## GIVEN TASK:
Extract each line of the material that follows exactly and omit its pictures.

*** DATA FOR PROCESSING

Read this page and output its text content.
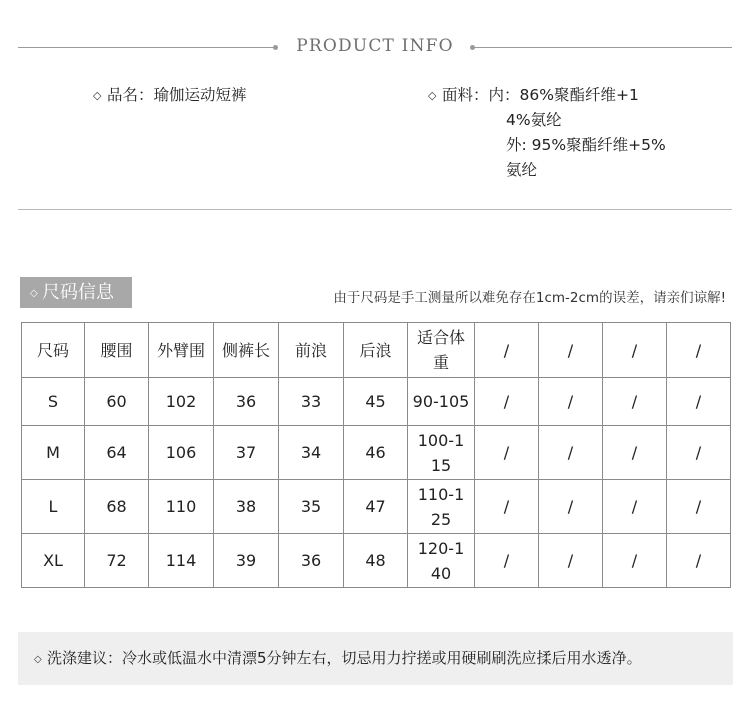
PRODUCT INFO
◇ 品名：瑜伽运动短裤	◇ 面料：内：86%聚酯纤维+1
4%氨纶
外: 95%聚酯纤维+5%
氨纶
◇ 尺码信息	由于尺码是手工测量所以难免存在1cm-2cm的误差，请亲们谅解!
尺码	腰围	外臂围	侧裤长	前浪	后浪	适合体重	/	/	/	/
S	60	102	36	33	45	90-105	/	/	/	/
M	64	106	37	34	46	100-115	/	/	/	/
L	68	110	38	35	47	110-125	/	/	/	/
XL	72	114	39	36	48	120-140	/	/	/	/
◇ 洗涤建议：冷水或低温水中清漂5分钟左右，切忌用力拧搓或用硬刷刷洗应揉后用水透净。
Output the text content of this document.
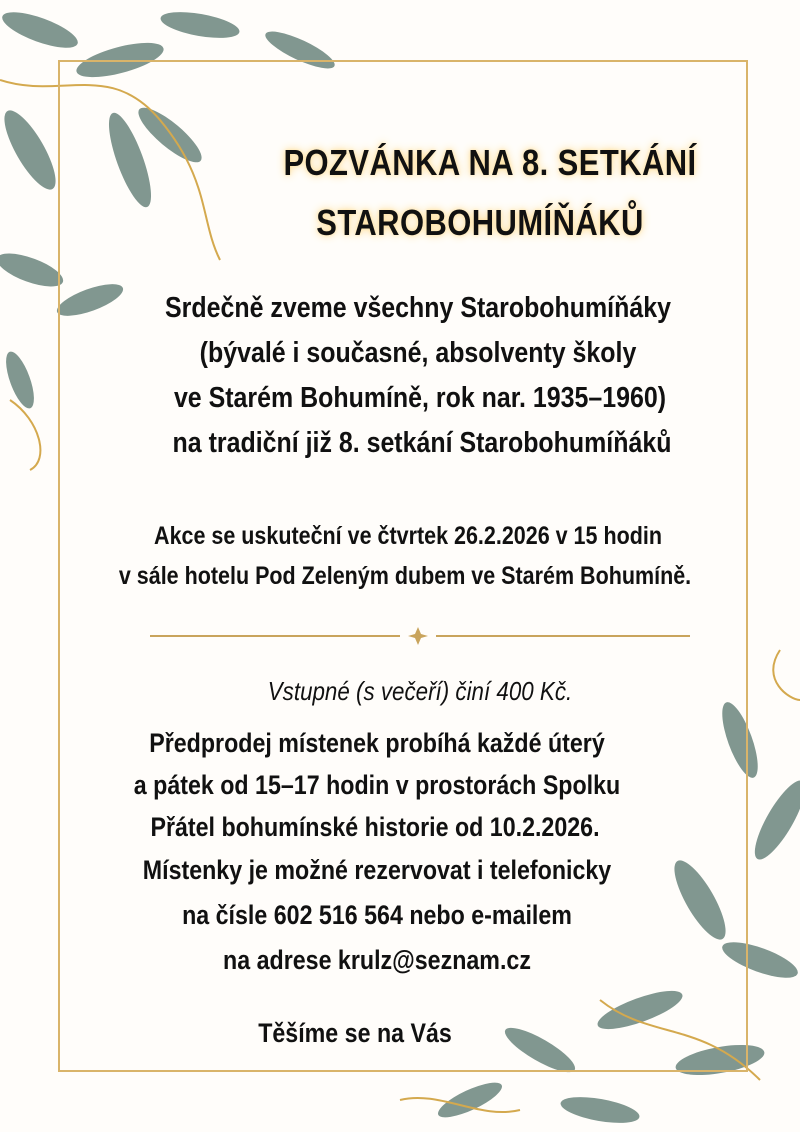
POZVÁNKA NA 8. SETKÁNÍ
STAROBOHUMÍŇÁKŮ
Srdečně zveme všechny Starobohumíňáky
(bývalé i současné, absolventy školy
ve Starém Bohumíně, rok nar. 1935–1960)
na tradiční již 8. setkání Starobohumíňáků
Akce se uskuteční ve čtvrtek 26.2.2026 v 15 hodin
v sále hotelu Pod Zeleným dubem ve Starém Bohumíně.
Vstupné (s večeří) činí 400 Kč.
Předprodej místenek probíhá každé úterý
a pátek od 15–17 hodin v prostorách Spolku
Přátel bohumínské historie od 10.2.2026.
Místenky je možné rezervovat i telefonicky
na čísle 602 516 564 nebo e-mailem
na adrese krulz@seznam.cz
Těšíme se na Vás
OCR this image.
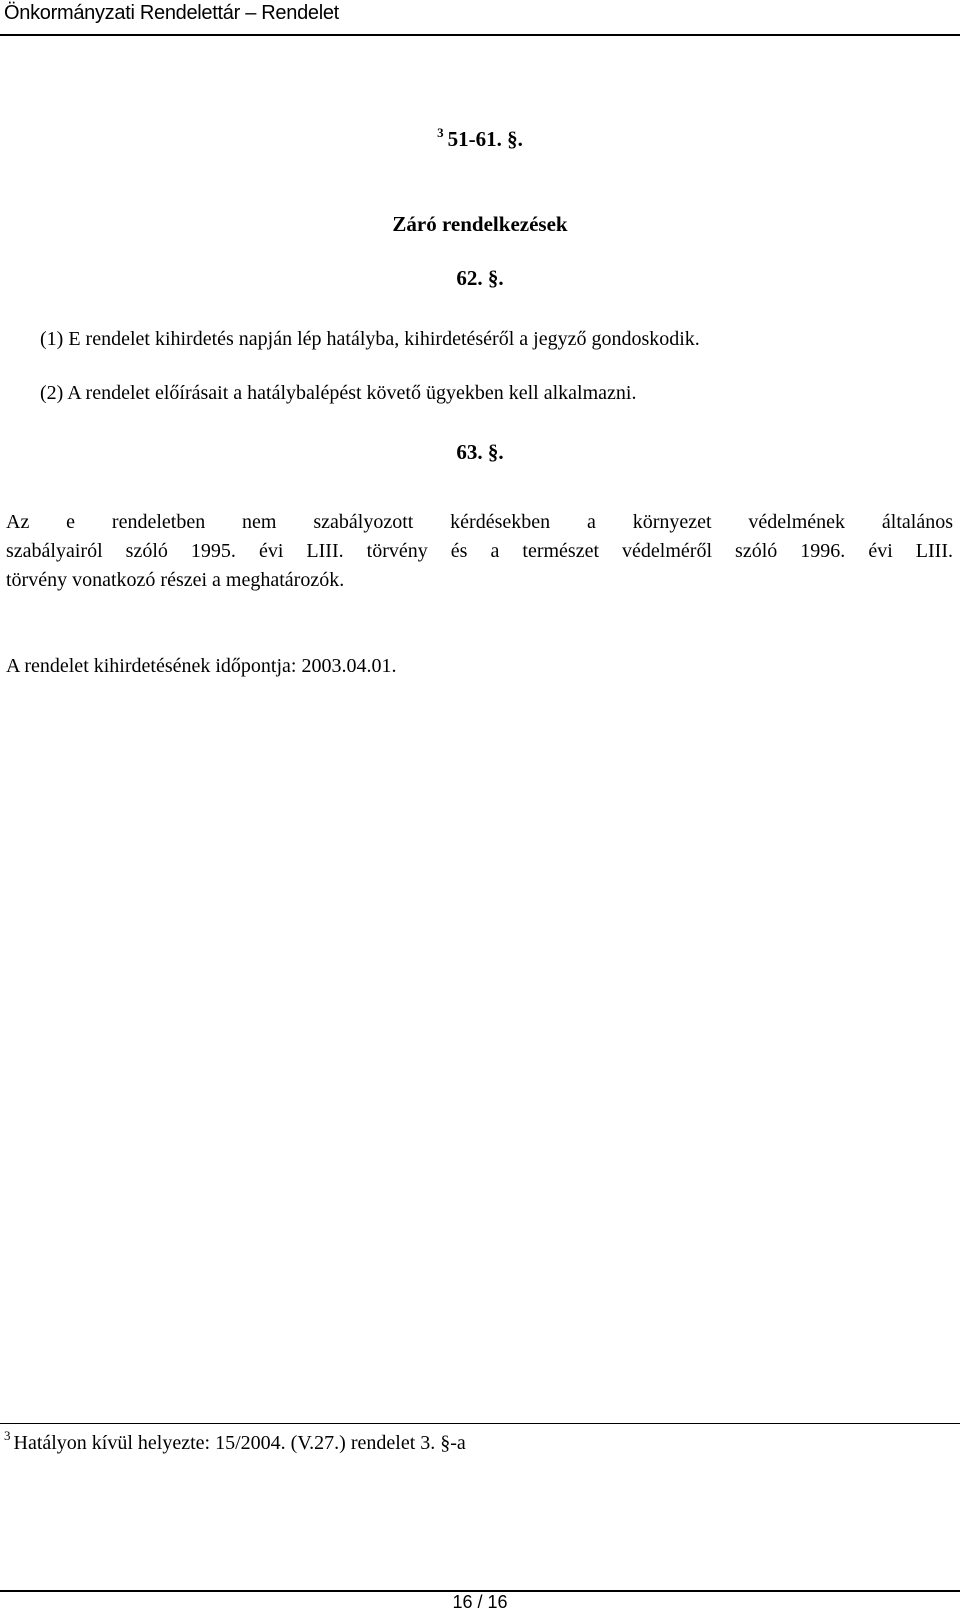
Önkormányzati Rendelettár – Rendelet
$^3$ 51-61. §.
Záró rendelkezések
62. §.
(1) E rendelet kihirdetés napján lép hatályba, kihirdetéséről a jegyző gondoskodik.
(2) A rendelet előírásait a hatálybalépést követő ügyekben kell alkalmazni.
63. §.
Az e rendeletben nem szabályozott kérdésekben a környezet védelmének általános
szabályairól szóló 1995. évi LIII. törvény és a természet védelméről szóló 1996. évi LIII.
törvény vonatkozó részei a meghatározók.
A rendelet kihirdetésének időpontja: 2003.04.01.
$^3$ Hatályon kívül helyezte: 15/2004. (V.27.) rendelet 3. §-a
16 / 16
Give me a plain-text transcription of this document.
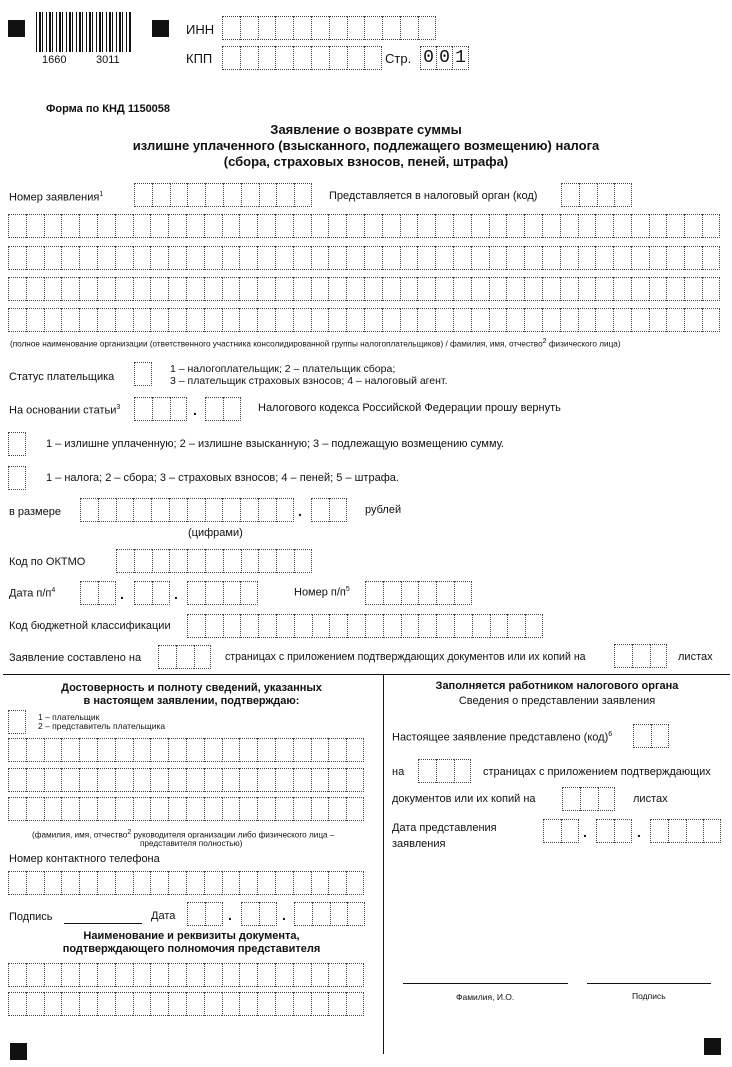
1660	3011
ИНН
КПП	Стр. 0 0 1
Форма по КНД 1150058
Заявление о возврате суммы
излишне уплаченного (взысканного, подлежащего возмещению) налога
(сбора, страховых взносов, пеней, штрафа)
Номер заявления$^1$	Представляется в налоговый орган (код)
(полное наименование организации (ответственного участника консолидированной группы налогоплательщиков) / фамилия, имя, отчество$^2$ физического лица)
Статус плательщика
1 – налогоплательщик; 2 – плательщик сбора;
3 – плательщик страховых взносов; 4 – налоговый агент.
На основании статьи$^3$	.	Налогового кодекса Российской Федерации прошу вернуть
1 – излишне уплаченную; 2 – излишне взысканную; 3 – подлежащую возмещению сумму.
1 – налога; 2 – сбора; 3 – страховых взносов; 4 – пеней; 5 – штрафа.
в размере	.	рублей
(цифрами)
Код по ОКТМО
Дата $п/п^4$	.	.	Номер $п/п^5$
Код бюджетной классификации
Заявление составлено на	страницах с приложением подтверждающих документов или их копий на	листах
Достоверность и полноту сведений, указанных
в настоящем заявлении, подтверждаю:
1 – плательщик
2 – представитель плательщика
(фамилия, имя, отчество$^2$ руководителя организации либо физического лица –
представителя полностью)
Номер контактного телефона
Подпись	Дата	.	.
Наименование и реквизиты документа,
подтверждающего полномочия представителя
Заполняется работником налогового органа
Сведения о представлении заявления
Настоящее заявление представлено (код)$^6$
на	страницах с приложением подтверждающих
документов или их копий на	листах
Дата представления
заявления
.	.
Фамилия, И.О.	Подпись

******

## TASK ANSWER:
Read this page and output its text content.
PRODUCT INFO
◇ 品名：瑜伽运动短裤	◇ 面料：内：86%聚酯纤维+1
4%氨纶
外: 95%聚酯纤维+5%
氨纶
◇ 尺码信息	由于尺码是手工测量所以难免存在1cm-2cm的误差，请亲们谅解!
尺码	腰围	外臂围	侧裤长	前浪	后浪	适合体重	/	/	/	/
S	60	102	36	33	45	90-105	/	/	/	/
M	64	106	37	34	46	100-115	/	/	/	/
L	68	110	38	35	47	110-125	/	/	/	/
XL	72	114	39	36	48	120-140	/	/	/	/
◇ 洗涤建议：冷水或低温水中清漂5分钟左右，切忌用力拧搓或用硬刷刷洗应揉后用水透净。
Output the text content of this document.
POZVÁNKA NA 8. SETKÁNÍ
STAROBOHUMÍŇÁKŮ
Srdečně zveme všechny Starobohumíňáky
(bývalé i současné, absolventy školy
ve Starém Bohumíně, rok nar. 1935–1960)
na tradiční již 8. setkání Starobohumíňáků
Akce se uskuteční ve čtvrtek 26.2.2026 v 15 hodin
v sále hotelu Pod Zeleným dubem ve Starém Bohumíně.
Vstupné (s večeří) činí 400 Kč.
Předprodej místenek probíhá každé úterý
a pátek od 15–17 hodin v prostorách Spolku
Přátel bohumínské historie od 10.2.2026.
Místenky je možné rezervovat i telefonicky
na čísle 602 516 564 nebo e-mailem
na adrese krulz@seznam.cz
Těšíme se na Vás
OCR this image.
Önkormányzati Rendelettár – Rendelet
$^3$ 51-61. §.
Záró rendelkezések
62. §.
(1) E rendelet kihirdetés napján lép hatályba, kihirdetéséről a jegyző gondoskodik.
(2) A rendelet előírásait a hatálybalépést követő ügyekben kell alkalmazni.
63. §.
Az e rendeletben nem szabályozott kérdésekben a környezet védelmének általános
szabályairól szóló 1995. évi LIII. törvény és a természet védelméről szóló 1996. évi LIII.
törvény vonatkozó részei a meghatározók.
A rendelet kihirdetésének időpontja: 2003.04.01.
$^3$ Hatályon kívül helyezte: 15/2004. (V.27.) rendelet 3. §-a
16 / 16
Give me a plain-text transcription of this document.
1660	3011
ИНН
КПП	Стр. 0 0 1
Форма по КНД 1150058
Заявление о возврате суммы
излишне уплаченного (взысканного, подлежащего возмещению) налога
(сбора, страховых взносов, пеней, штрафа)
Номер заявления$^1$	Представляется в налоговый орган (код)
(полное наименование организации (ответственного участника консолидированной группы налогоплательщиков) / фамилия, имя, отчество$^2$ физического лица)
Статус плательщика
1 – налогоплательщик; 2 – плательщик сбора;
3 – плательщик страховых взносов; 4 – налоговый агент.
На основании статьи$^3$	.	Налогового кодекса Российской Федерации прошу вернуть
1 – излишне уплаченную; 2 – излишне взысканную; 3 – подлежащую возмещению сумму.
1 – налога; 2 – сбора; 3 – страховых взносов; 4 – пеней; 5 – штрафа.
в размере	.	рублей
(цифрами)
Код по ОКТМО
Дата $п/п^4$	.	.	Номер $п/п^5$
Код бюджетной классификации
Заявление составлено на	страницах с приложением подтверждающих документов или их копий на	листах
Достоверность и полноту сведений, указанных
в настоящем заявлении, подтверждаю:
1 – плательщик
2 – представитель плательщика
(фамилия, имя, отчество$^2$ руководителя организации либо физического лица –
представителя полностью)
Номер контактного телефона
Подпись	Дата	.	.
Наименование и реквизиты документа,
подтверждающего полномочия представителя
Заполняется работником налогового органа
Сведения о представлении заявления
Настоящее заявление представлено (код)$^6$
на	страницах с приложением подтверждающих
документов или их копий на	листах
Дата представления
заявления
.	.
Фамилия, И.О.	Подпись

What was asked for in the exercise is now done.